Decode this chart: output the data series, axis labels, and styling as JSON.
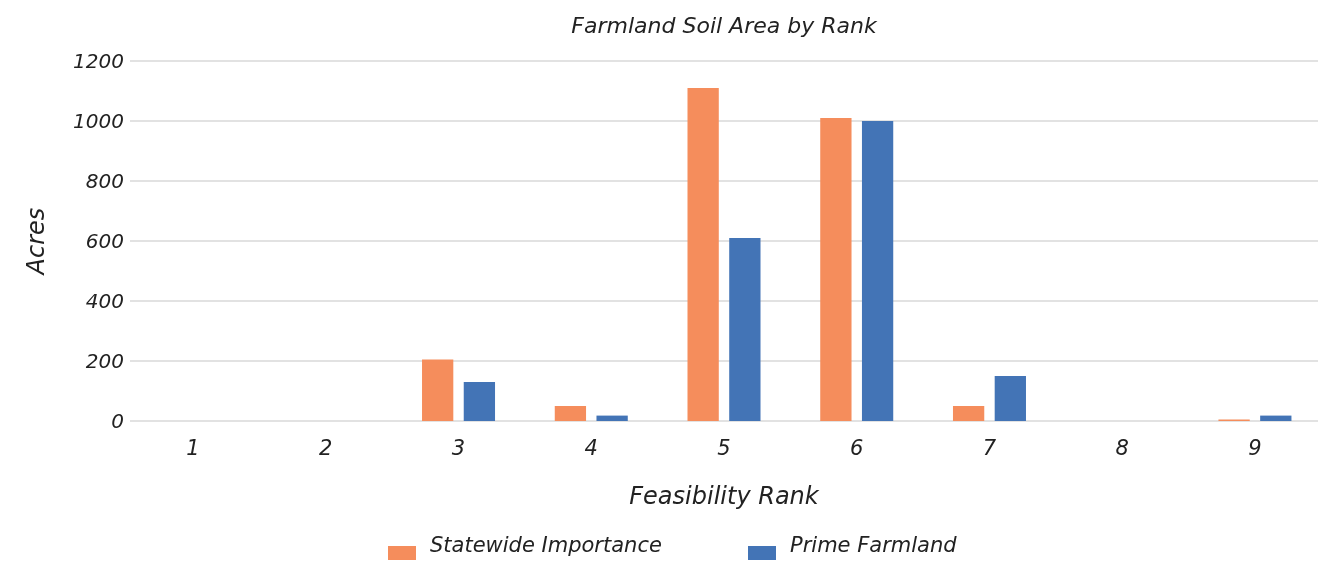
{
  "chart_data": {
    "type": "bar",
    "title": "Farmland Soil Area by Rank",
    "xlabel": "Feasibility Rank",
    "ylabel": "Acres",
    "categories": [
      "1",
      "2",
      "3",
      "4",
      "5",
      "6",
      "7",
      "8",
      "9"
    ],
    "series": [
      {
        "name": "Statewide Importance",
        "color": "#f58d5c",
        "values": [
          0,
          0,
          205,
          50,
          1110,
          1010,
          50,
          0,
          5
        ]
      },
      {
        "name": "Prime Farmland",
        "color": "#4374b6",
        "values": [
          0,
          0,
          130,
          18,
          610,
          1000,
          150,
          null,
          18
        ]
      }
    ],
    "ylim": [
      0,
      1200
    ],
    "yticks": [
      0,
      200,
      400,
      600,
      800,
      1000,
      1200
    ],
    "grid": "y",
    "legend": "bottom"
  }
}
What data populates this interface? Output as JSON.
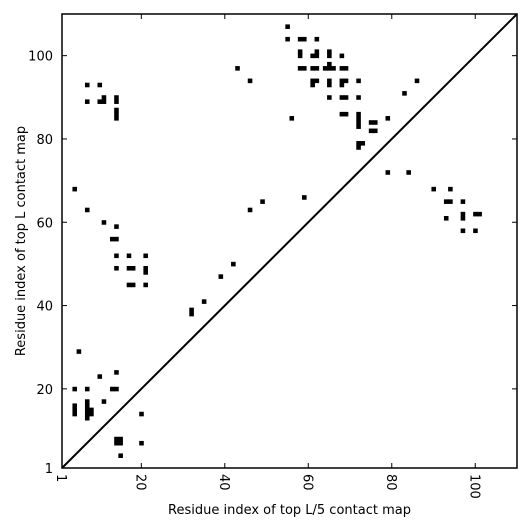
{
  "chart_data": {
    "type": "scatter",
    "title": "",
    "xlabel": "Residue index of top L/5 contact map",
    "ylabel": "Residue index of top L contact map",
    "xlim": [
      1,
      110
    ],
    "ylim": [
      1,
      110
    ],
    "grid": false,
    "xticks": [
      1,
      20,
      40,
      60,
      80,
      100
    ],
    "yticks": [
      1,
      20,
      40,
      60,
      80,
      100
    ],
    "xtick_labels": [
      "1",
      "20",
      "40",
      "60",
      "80",
      "100"
    ],
    "ytick_labels": [
      "1",
      "20",
      "40",
      "60",
      "80",
      "100"
    ],
    "xtick_rotation": -90,
    "diagonal_line": true,
    "series": [
      {
        "points": [
          [
            4,
            68
          ],
          [
            7,
            93
          ],
          [
            7,
            89
          ],
          [
            10,
            93
          ],
          [
            10,
            89
          ],
          [
            11,
            90
          ],
          [
            11,
            89
          ],
          [
            14,
            90
          ],
          [
            14,
            89
          ],
          [
            14,
            87
          ],
          [
            14,
            86
          ],
          [
            14,
            85
          ],
          [
            43,
            97
          ],
          [
            46,
            94
          ],
          [
            55,
            107
          ],
          [
            55,
            104
          ],
          [
            56,
            85
          ],
          [
            58,
            104
          ],
          [
            58,
            101
          ],
          [
            58,
            100
          ],
          [
            58,
            97
          ],
          [
            59,
            104
          ],
          [
            59,
            97
          ],
          [
            61,
            100
          ],
          [
            61,
            97
          ],
          [
            61,
            94
          ],
          [
            61,
            93
          ],
          [
            62,
            104
          ],
          [
            62,
            101
          ],
          [
            62,
            100
          ],
          [
            62,
            97
          ],
          [
            62,
            94
          ],
          [
            64,
            97
          ],
          [
            65,
            101
          ],
          [
            65,
            100
          ],
          [
            65,
            98
          ],
          [
            65,
            97
          ],
          [
            65,
            94
          ],
          [
            65,
            93
          ],
          [
            65,
            90
          ],
          [
            66,
            97
          ],
          [
            68,
            100
          ],
          [
            68,
            97
          ],
          [
            68,
            94
          ],
          [
            68,
            93
          ],
          [
            68,
            90
          ],
          [
            68,
            86
          ],
          [
            69,
            97
          ],
          [
            69,
            94
          ],
          [
            69,
            90
          ],
          [
            69,
            86
          ],
          [
            72,
            94
          ],
          [
            72,
            90
          ],
          [
            72,
            86
          ],
          [
            72,
            85
          ],
          [
            72,
            84
          ],
          [
            72,
            83
          ],
          [
            72,
            79
          ],
          [
            72,
            78
          ],
          [
            73,
            79
          ],
          [
            75,
            84
          ],
          [
            75,
            82
          ],
          [
            76,
            84
          ],
          [
            76,
            82
          ],
          [
            79,
            85
          ],
          [
            83,
            91
          ],
          [
            86,
            94
          ],
          [
            7,
            63
          ],
          [
            11,
            60
          ],
          [
            13,
            56
          ],
          [
            14,
            56
          ],
          [
            14,
            59
          ],
          [
            14,
            52
          ],
          [
            14,
            49
          ],
          [
            17,
            52
          ],
          [
            17,
            49
          ],
          [
            18,
            49
          ],
          [
            17,
            45
          ],
          [
            18,
            45
          ],
          [
            21,
            52
          ],
          [
            21,
            49
          ],
          [
            21,
            48
          ],
          [
            21,
            45
          ],
          [
            32,
            39
          ],
          [
            32,
            38
          ],
          [
            35,
            41
          ],
          [
            39,
            47
          ],
          [
            42,
            50
          ],
          [
            46,
            63
          ],
          [
            49,
            65
          ],
          [
            59,
            66
          ],
          [
            79,
            72
          ],
          [
            84,
            72
          ],
          [
            90,
            68
          ],
          [
            93,
            65
          ],
          [
            94,
            65
          ],
          [
            94,
            68
          ],
          [
            93,
            61
          ],
          [
            97,
            65
          ],
          [
            97,
            62
          ],
          [
            97,
            61
          ],
          [
            97,
            58
          ],
          [
            100,
            62
          ],
          [
            101,
            62
          ],
          [
            100,
            58
          ],
          [
            5,
            29
          ],
          [
            4,
            20
          ],
          [
            4,
            16
          ],
          [
            4,
            15
          ],
          [
            4,
            14
          ],
          [
            7,
            20
          ],
          [
            7,
            17
          ],
          [
            7,
            16
          ],
          [
            7,
            15
          ],
          [
            7,
            14
          ],
          [
            7,
            13
          ],
          [
            8,
            15
          ],
          [
            8,
            14
          ],
          [
            10,
            23
          ],
          [
            11,
            17
          ],
          [
            13,
            20
          ],
          [
            14,
            20
          ],
          [
            14,
            24
          ],
          [
            14,
            8
          ],
          [
            14,
            7
          ],
          [
            15,
            8
          ],
          [
            15,
            7
          ],
          [
            15,
            4
          ],
          [
            20,
            14
          ],
          [
            20,
            7
          ]
        ]
      }
    ]
  }
}
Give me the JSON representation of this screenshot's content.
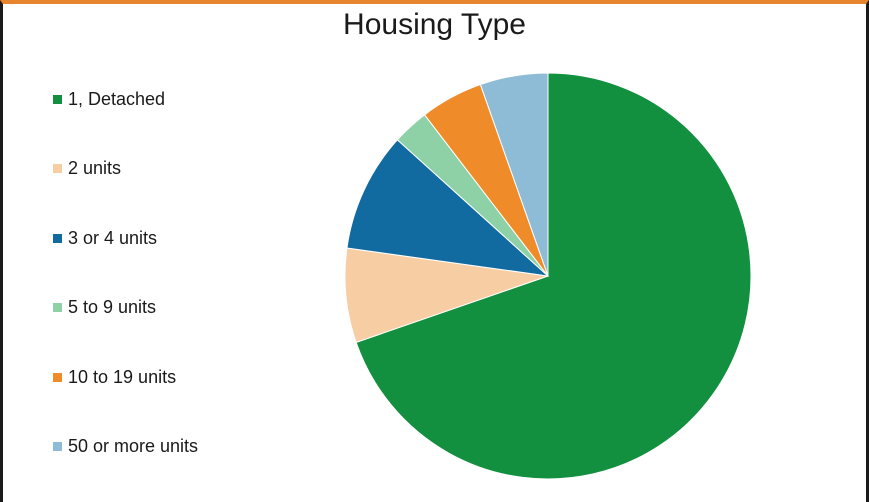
{
  "chart_data": {
    "type": "pie",
    "title": "Housing Type",
    "categories": [
      "1, Detached",
      "2 units",
      "3 or 4 units",
      "5 to 9 units",
      "10 to 19 units",
      "50 or more units"
    ],
    "values": [
      69.7,
      7.5,
      9.5,
      2.9,
      5.0,
      5.4
    ],
    "colors": [
      "#12903f",
      "#f7cea4",
      "#116aa0",
      "#8fd1a6",
      "#f08b2a",
      "#8ebcd6"
    ],
    "legend_position": "left"
  }
}
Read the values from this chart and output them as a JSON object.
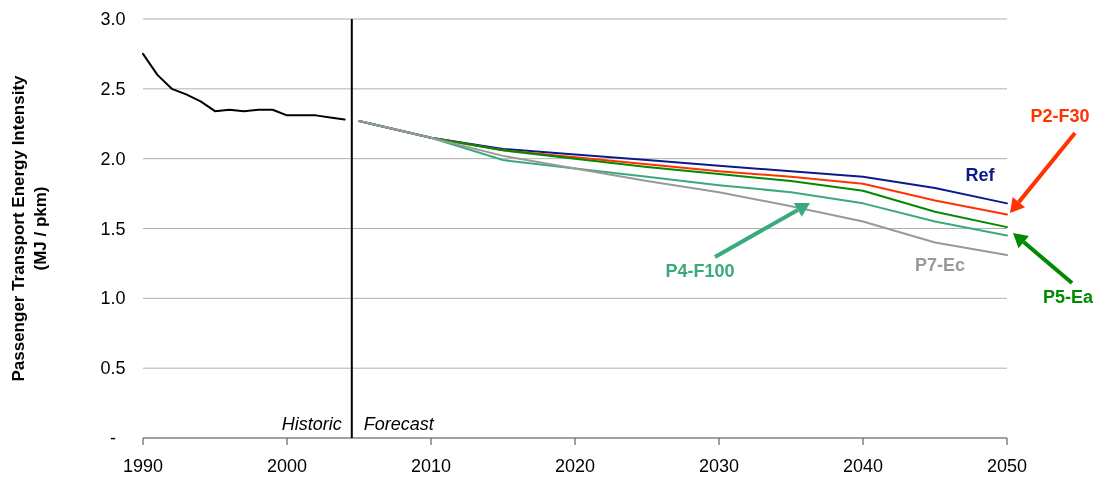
{
  "chart_data": {
    "type": "line",
    "ylabel": "Passenger Transport Energy Intensity\n(MJ / pkm)",
    "xlim": [
      1990,
      2050
    ],
    "xticks": [
      1990,
      2000,
      2010,
      2020,
      2030,
      2040,
      2050
    ],
    "ylim": [
      0,
      3
    ],
    "yticks": [
      {
        "value": 0,
        "label": "-"
      },
      0.5,
      {
        "value": 1,
        "label": "1.0"
      },
      1.5,
      {
        "value": 2,
        "label": "2.0"
      },
      2.5,
      {
        "value": 3,
        "label": "3.0"
      }
    ],
    "grid": "y",
    "marker": "none",
    "line_style": "solid",
    "ref_lines": [
      {
        "axis": "x",
        "value": 2004.5,
        "color": "#000000"
      }
    ],
    "annotations": [
      "Historic",
      "Forecast"
    ],
    "series": [
      {
        "color": "#000000",
        "x": [
          1990,
          1991,
          1992,
          1993,
          1994,
          1995,
          1996,
          1997,
          1998,
          1999,
          2000,
          2001,
          2002,
          2003,
          2004
        ],
        "values": [
          2.75,
          2.6,
          2.5,
          2.46,
          2.41,
          2.34,
          2.35,
          2.34,
          2.35,
          2.35,
          2.31,
          2.31,
          2.31,
          2.295,
          2.28
        ]
      },
      {
        "name": "Ref",
        "color": "#0d1a8c",
        "x": [
          2005,
          2010,
          2015,
          2020,
          2025,
          2030,
          2035,
          2040,
          2045,
          2050
        ],
        "values": [
          2.27,
          2.15,
          2.07,
          2.03,
          1.99,
          1.95,
          1.91,
          1.87,
          1.79,
          1.68
        ]
      },
      {
        "name": "P2-F30",
        "color": "#ff3300",
        "x": [
          2005,
          2010,
          2015,
          2020,
          2025,
          2030,
          2035,
          2040,
          2045,
          2050
        ],
        "values": [
          2.27,
          2.15,
          2.06,
          2.01,
          1.96,
          1.91,
          1.87,
          1.82,
          1.7,
          1.6
        ]
      },
      {
        "name": "P5-Ea",
        "color": "#008a00",
        "x": [
          2005,
          2010,
          2015,
          2020,
          2025,
          2030,
          2035,
          2040,
          2045,
          2050
        ],
        "values": [
          2.27,
          2.15,
          2.06,
          2.0,
          1.94,
          1.89,
          1.84,
          1.77,
          1.62,
          1.51
        ]
      },
      {
        "name": "P4-F100",
        "color": "#3aaa7a",
        "x": [
          2005,
          2010,
          2015,
          2020,
          2025,
          2030,
          2035,
          2040,
          2045,
          2050
        ],
        "values": [
          2.27,
          2.15,
          1.99,
          1.93,
          1.87,
          1.81,
          1.76,
          1.68,
          1.55,
          1.45
        ]
      },
      {
        "name": "P7-Ec",
        "color": "#999999",
        "x": [
          2005,
          2010,
          2015,
          2020,
          2025,
          2030,
          2035,
          2040,
          2045,
          2050
        ],
        "values": [
          2.27,
          2.15,
          2.02,
          1.93,
          1.84,
          1.76,
          1.66,
          1.55,
          1.4,
          1.31
        ]
      }
    ]
  }
}
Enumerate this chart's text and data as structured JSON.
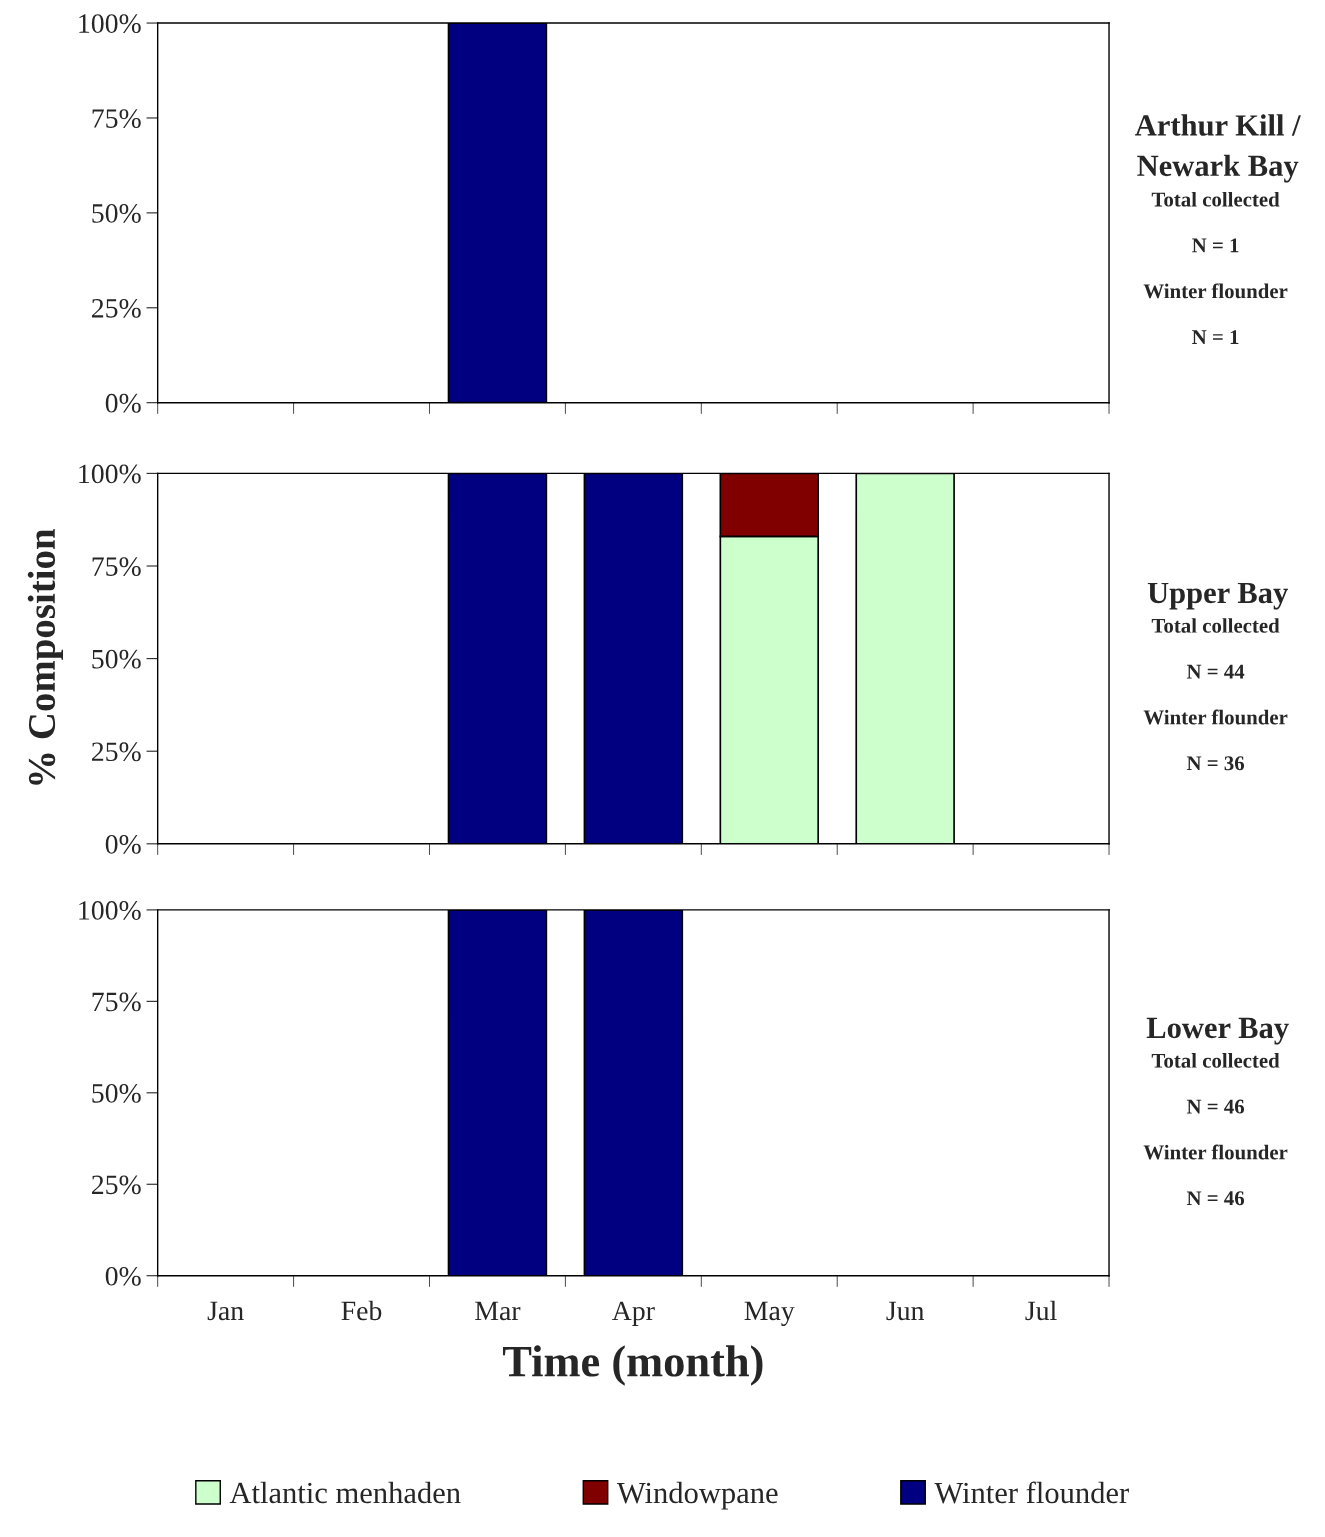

THE PROBLEM:
Return all lines containing the word "axis".

OUTPUT OF THE EXERCISE:
Decode this chart: output the data series, axis labels, and styling as JSON.
        "axis": "x",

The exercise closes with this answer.